__Material supplied__
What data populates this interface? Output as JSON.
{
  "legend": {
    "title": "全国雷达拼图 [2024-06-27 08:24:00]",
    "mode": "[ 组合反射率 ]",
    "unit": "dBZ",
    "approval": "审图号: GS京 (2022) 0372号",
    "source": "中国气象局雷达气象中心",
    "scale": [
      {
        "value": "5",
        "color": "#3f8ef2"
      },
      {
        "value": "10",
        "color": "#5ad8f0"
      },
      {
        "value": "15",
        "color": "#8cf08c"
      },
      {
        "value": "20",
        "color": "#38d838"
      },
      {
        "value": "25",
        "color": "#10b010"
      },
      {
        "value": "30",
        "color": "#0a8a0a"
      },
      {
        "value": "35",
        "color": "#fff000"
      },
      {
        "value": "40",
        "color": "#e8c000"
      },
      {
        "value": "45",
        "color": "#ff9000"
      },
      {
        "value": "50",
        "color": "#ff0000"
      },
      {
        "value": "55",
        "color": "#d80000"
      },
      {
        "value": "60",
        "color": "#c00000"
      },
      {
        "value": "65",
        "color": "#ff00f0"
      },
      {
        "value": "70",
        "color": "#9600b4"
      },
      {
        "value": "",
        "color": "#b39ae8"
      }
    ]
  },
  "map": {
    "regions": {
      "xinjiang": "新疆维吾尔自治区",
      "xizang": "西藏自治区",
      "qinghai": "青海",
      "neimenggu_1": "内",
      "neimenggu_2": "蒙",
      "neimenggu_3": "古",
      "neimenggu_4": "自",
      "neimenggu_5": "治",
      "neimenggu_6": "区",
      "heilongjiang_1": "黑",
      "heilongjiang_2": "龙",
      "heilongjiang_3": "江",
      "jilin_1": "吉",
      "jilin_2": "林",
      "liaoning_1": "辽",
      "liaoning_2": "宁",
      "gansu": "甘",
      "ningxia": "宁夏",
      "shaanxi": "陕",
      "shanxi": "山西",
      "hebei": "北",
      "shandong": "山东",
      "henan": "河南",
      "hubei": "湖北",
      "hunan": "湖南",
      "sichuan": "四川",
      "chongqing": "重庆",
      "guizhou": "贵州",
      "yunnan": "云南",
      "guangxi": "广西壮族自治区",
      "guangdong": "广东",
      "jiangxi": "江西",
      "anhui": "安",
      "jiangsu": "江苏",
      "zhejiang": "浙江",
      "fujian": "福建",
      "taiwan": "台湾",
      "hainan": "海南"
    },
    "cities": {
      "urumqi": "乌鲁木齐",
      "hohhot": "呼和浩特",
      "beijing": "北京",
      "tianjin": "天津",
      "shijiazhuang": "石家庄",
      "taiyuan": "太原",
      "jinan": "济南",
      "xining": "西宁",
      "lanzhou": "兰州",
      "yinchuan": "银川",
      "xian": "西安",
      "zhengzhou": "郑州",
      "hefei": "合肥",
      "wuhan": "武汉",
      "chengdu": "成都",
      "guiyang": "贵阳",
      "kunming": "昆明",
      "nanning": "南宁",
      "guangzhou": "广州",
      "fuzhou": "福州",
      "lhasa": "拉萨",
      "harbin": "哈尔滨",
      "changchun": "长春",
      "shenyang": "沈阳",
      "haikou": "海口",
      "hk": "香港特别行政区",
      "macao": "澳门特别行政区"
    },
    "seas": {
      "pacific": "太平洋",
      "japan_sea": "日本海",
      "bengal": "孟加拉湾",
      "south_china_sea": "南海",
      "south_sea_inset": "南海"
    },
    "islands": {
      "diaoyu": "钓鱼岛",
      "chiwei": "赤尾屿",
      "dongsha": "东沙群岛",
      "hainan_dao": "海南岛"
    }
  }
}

__Problem to solve__
Repeat the material in full, exactly as it stands.

__Task answer__
What data populates this interface? Output as JSON.
{
  "legend": {
    "title": "全国雷达拼图 [2024-06-27 08:24:00]",
    "mode": "[ 组合反射率 ]",
    "unit": "dBZ",
    "approval": "审图号: GS京 (2022) 0372号",
    "source": "中国气象局雷达气象中心",
    "scale": [
      {
        "value": "5",
        "color": "#3f8ef2"
      },
      {
        "value": "10",
        "color": "#5ad8f0"
      },
      {
        "value": "15",
        "color": "#8cf08c"
      },
      {
        "value": "20",
        "color": "#38d838"
      },
      {
        "value": "25",
        "color": "#10b010"
      },
      {
        "value": "30",
        "color": "#0a8a0a"
      },
      {
        "value": "35",
        "color": "#fff000"
      },
      {
        "value": "40",
        "color": "#e8c000"
      },
      {
        "value": "45",
        "color": "#ff9000"
      },
      {
        "value": "50",
        "color": "#ff0000"
      },
      {
        "value": "55",
        "color": "#d80000"
      },
      {
        "value": "60",
        "color": "#c00000"
      },
      {
        "value": "65",
        "color": "#ff00f0"
      },
      {
        "value": "70",
        "color": "#9600b4"
      },
      {
        "value": "",
        "color": "#b39ae8"
      }
    ]
  },
  "map": {
    "regions": {
      "xinjiang": "新疆维吾尔自治区",
      "xizang": "西藏自治区",
      "qinghai": "青海",
      "neimenggu_1": "内",
      "neimenggu_2": "蒙",
      "neimenggu_3": "古",
      "neimenggu_4": "自",
      "neimenggu_5": "治",
      "neimenggu_6": "区",
      "heilongjiang_1": "黑",
      "heilongjiang_2": "龙",
      "heilongjiang_3": "江",
      "jilin_1": "吉",
      "jilin_2": "林",
      "liaoning_1": "辽",
      "liaoning_2": "宁",
      "gansu": "甘",
      "ningxia": "宁夏",
      "shaanxi": "陕",
      "shanxi": "山西",
      "hebei": "北",
      "shandong": "山东",
      "henan": "河南",
      "hubei": "湖北",
      "hunan": "湖南",
      "sichuan": "四川",
      "chongqing": "重庆",
      "guizhou": "贵州",
      "yunnan": "云南",
      "guangxi": "广西壮族自治区",
      "guangdong": "广东",
      "jiangxi": "江西",
      "anhui": "安",
      "jiangsu": "江苏",
      "zhejiang": "浙江",
      "fujian": "福建",
      "taiwan": "台湾",
      "hainan": "海南"
    },
    "cities": {
      "urumqi": "乌鲁木齐",
      "hohhot": "呼和浩特",
      "beijing": "北京",
      "tianjin": "天津",
      "shijiazhuang": "石家庄",
      "taiyuan": "太原",
      "jinan": "济南",
      "xining": "西宁",
      "lanzhou": "兰州",
      "yinchuan": "银川",
      "xian": "西安",
      "zhengzhou": "郑州",
      "hefei": "合肥",
      "wuhan": "武汉",
      "chengdu": "成都",
      "guiyang": "贵阳",
      "kunming": "昆明",
      "nanning": "南宁",
      "guangzhou": "广州",
      "fuzhou": "福州",
      "lhasa": "拉萨",
      "harbin": "哈尔滨",
      "changchun": "长春",
      "shenyang": "沈阳",
      "haikou": "海口",
      "hk": "香港特别行政区",
      "macao": "澳门特别行政区"
    },
    "seas": {
      "pacific": "太平洋",
      "japan_sea": "日本海",
      "bengal": "孟加拉湾",
      "south_china_sea": "南海",
      "south_sea_inset": "南海"
    },
    "islands": {
      "diaoyu": "钓鱼岛",
      "chiwei": "赤尾屿",
      "dongsha": "东沙群岛",
      "hainan_dao": "海南岛"
    }
  }
}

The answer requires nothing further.